▶ Extract to read
=== Section Start ===
I had an interesting conversation last Saturday that reminded me about how difficult it is for Filipinos to secure health care in their country.

I rode a taxi to SM CDO Downtown Premiere to host the Pink Day event sponsored by the breast cancer awareness advocacy group Thrive CDO.

Even before I warmed my butt on the seat the taxi driver chatted to me about his personal travails as he mentioned about the high price of rice, the rent of the taxi he drove and the illnesses of his wife and child.

The taxi driver who went by the name of Mannie Magan, a resident of Zone 1, Barangay Patag in Cagayan de Oro City based on his ID, said he has no money and relatives in the city.

I asked Magan to explain and he said he had unable to pay the rent for his taxi because he had to pay for his wife's medical expenses. I asked him what his wife's ailment was and he replied that it was myoma but failed to elaborate.

“Basta lagi daku (it's serious) ma'am," Magan said and I told him he was in luck because I was headed to SM CDO Downtown Premier where the Pink Day event is held and it offered free checkups for breast cancer.
=== Section End ===
▶ Excerpted data
=== Section Start ===
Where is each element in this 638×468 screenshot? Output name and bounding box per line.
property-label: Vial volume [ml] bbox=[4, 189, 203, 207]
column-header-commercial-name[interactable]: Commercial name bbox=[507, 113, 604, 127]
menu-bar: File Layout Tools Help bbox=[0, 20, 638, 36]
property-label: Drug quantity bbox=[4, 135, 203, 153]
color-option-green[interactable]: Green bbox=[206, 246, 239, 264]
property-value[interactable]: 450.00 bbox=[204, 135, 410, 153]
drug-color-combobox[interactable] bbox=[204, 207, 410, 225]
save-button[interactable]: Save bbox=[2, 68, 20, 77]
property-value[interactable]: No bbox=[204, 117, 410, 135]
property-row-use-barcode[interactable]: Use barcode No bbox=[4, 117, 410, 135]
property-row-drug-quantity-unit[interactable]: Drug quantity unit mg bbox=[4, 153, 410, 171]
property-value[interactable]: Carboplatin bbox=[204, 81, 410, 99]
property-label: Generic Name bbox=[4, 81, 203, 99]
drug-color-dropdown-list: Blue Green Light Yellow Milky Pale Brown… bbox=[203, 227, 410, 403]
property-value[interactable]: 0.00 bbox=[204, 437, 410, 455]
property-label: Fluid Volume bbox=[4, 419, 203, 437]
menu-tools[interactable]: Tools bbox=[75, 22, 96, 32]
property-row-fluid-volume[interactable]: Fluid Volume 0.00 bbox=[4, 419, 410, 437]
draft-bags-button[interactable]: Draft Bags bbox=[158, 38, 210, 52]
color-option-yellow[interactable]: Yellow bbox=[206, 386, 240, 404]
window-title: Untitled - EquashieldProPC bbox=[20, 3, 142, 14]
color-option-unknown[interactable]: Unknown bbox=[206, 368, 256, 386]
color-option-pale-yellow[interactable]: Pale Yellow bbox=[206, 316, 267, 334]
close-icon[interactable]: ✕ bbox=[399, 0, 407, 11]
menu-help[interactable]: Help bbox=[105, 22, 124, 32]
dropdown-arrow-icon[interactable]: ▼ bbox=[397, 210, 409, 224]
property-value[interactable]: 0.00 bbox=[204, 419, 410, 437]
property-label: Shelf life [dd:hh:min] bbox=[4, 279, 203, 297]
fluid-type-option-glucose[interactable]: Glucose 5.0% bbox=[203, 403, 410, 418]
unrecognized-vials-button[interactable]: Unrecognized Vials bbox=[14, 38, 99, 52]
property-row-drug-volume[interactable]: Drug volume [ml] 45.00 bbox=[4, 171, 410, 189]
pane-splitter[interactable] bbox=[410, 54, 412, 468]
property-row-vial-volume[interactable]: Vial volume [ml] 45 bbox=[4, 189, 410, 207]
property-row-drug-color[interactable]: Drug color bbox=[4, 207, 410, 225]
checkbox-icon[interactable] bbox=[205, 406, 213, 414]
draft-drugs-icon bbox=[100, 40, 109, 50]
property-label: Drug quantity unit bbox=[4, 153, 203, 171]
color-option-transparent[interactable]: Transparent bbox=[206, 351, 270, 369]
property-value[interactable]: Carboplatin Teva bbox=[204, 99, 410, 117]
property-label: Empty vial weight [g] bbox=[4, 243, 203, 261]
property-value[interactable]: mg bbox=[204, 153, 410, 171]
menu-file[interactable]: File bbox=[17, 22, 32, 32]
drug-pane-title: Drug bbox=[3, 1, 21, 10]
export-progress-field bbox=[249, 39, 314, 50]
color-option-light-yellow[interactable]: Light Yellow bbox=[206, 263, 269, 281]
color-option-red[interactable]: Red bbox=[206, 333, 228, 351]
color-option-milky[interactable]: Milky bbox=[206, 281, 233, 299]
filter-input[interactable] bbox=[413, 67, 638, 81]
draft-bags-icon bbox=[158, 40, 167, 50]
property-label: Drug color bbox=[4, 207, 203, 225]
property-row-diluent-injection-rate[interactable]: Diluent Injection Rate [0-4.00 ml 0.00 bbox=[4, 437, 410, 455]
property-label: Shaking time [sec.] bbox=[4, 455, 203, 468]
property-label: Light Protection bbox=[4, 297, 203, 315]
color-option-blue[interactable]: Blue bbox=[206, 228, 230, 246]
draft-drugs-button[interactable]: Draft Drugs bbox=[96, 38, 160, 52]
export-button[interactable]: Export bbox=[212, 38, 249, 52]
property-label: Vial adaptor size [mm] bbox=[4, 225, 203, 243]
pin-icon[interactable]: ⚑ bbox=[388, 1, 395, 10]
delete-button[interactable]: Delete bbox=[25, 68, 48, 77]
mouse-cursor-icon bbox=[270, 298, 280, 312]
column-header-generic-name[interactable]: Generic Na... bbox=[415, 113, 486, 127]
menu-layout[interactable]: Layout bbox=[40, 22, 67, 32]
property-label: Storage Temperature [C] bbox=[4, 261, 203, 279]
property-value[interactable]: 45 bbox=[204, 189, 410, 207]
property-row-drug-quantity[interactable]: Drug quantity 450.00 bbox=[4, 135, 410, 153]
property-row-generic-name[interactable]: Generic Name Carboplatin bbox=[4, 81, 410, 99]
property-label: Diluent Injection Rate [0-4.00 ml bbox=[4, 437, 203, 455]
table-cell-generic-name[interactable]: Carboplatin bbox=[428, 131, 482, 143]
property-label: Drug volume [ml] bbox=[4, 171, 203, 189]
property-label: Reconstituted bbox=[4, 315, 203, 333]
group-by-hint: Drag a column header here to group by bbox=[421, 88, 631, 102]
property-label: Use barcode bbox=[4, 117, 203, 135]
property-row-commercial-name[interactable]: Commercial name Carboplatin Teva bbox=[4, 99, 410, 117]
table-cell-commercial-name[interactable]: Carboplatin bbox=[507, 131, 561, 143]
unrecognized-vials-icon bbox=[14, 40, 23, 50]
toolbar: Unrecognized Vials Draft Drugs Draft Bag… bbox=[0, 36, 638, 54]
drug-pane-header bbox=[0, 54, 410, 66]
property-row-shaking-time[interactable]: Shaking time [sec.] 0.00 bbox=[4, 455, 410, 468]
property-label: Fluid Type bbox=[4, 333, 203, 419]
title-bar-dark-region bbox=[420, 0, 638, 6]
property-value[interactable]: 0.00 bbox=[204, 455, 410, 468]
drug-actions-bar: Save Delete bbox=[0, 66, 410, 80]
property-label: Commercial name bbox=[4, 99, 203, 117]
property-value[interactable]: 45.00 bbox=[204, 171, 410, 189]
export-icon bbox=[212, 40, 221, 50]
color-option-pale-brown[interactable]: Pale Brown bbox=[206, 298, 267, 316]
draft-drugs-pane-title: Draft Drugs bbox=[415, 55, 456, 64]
=== Section End ===
▶ Apply what you read
1. Decide whether each statement agrees with the taxi story, answering yes or no and quoting the exact words of the taxi story that settle it: (a) The writer rode a bus to SM CDO Downtown Premiere. (b) Thrive CDO sponsored the Pink Day event. (c) Magan explained his wife's ailment in detail.
2. Repeat word for word everything in the taxi story from "I asked Magan" down to "failed to elaborate.".
The data is not used for anything here.

▶ Solutions per task
1.
(a) No: "I rode a taxi to SM CDO Downtown Premiere"
(b) Yes: "sponsored by the breast cancer awareness advocacy group Thrive CDO"
(c) No: "it was myoma but failed to elaborate"

2.
I asked Magan to explain and he said he had unable to pay the rent for his taxi because he had to pay for his wife's medical expenses. I asked him what his wife's ailment was and he replied that it was myoma but failed to elaborate.